##### EXERCISE INPUT

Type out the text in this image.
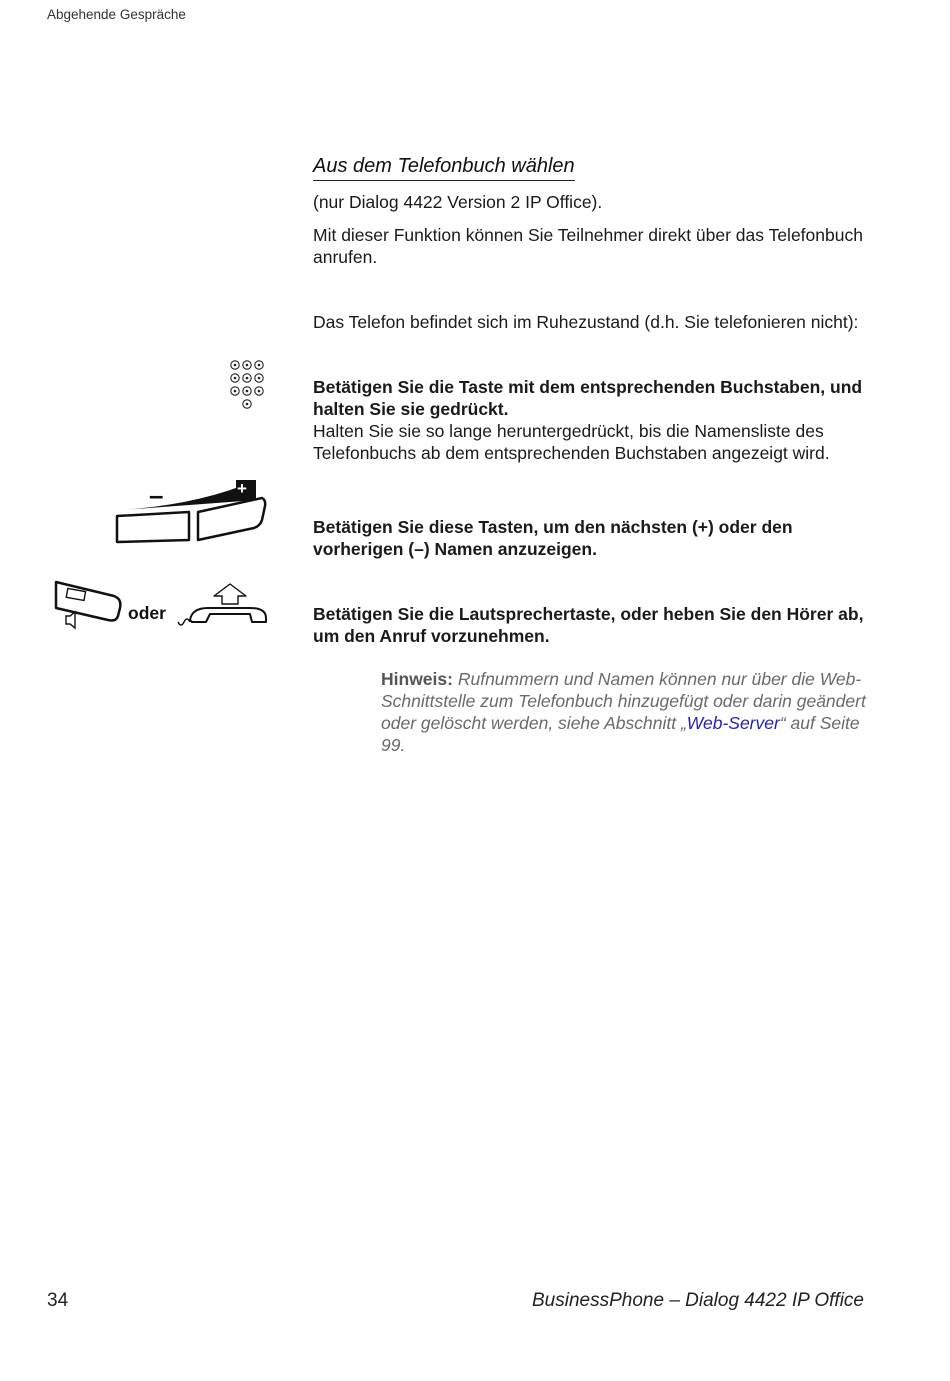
Abgehende Gespräche
Aus dem Telefonbuch wählen
(nur Dialog 4422 Version 2 IP Office).
Mit dieser Funktion können Sie Teilnehmer direkt über das Telefonbuch anrufen.
Das Telefon befindet sich im Ruhezustand (d.h. Sie telefonieren nicht):
Betätigen Sie die Taste mit dem entsprechenden Buchstaben, und halten Sie sie gedrückt.
Halten Sie sie so lange heruntergedrückt, bis die Namensliste des Telefonbuchs ab dem entsprechenden Buchstaben angezeigt wird.
–	+
Betätigen Sie diese Tasten, um den nächsten (+) oder den vorherigen (–) Namen anzuzeigen.
oder	Betätigen Sie die Lautsprechertaste, oder heben Sie den Hörer ab, um den Anruf vorzunehmen.
Hinweis: Rufnummern und Namen können nur über die Web-Schnittstelle zum Telefonbuch hinzugefügt oder darin geändert oder gelöscht werden, siehe Abschnitt „Web-Server“ auf Seite 99.
34	BusinessPhone – Dialog 4422 IP Office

##########

* BRIEF: Report the number of lines in the entries above that include the word "können" and add nothing to it.

* TASK OUTPUT: 2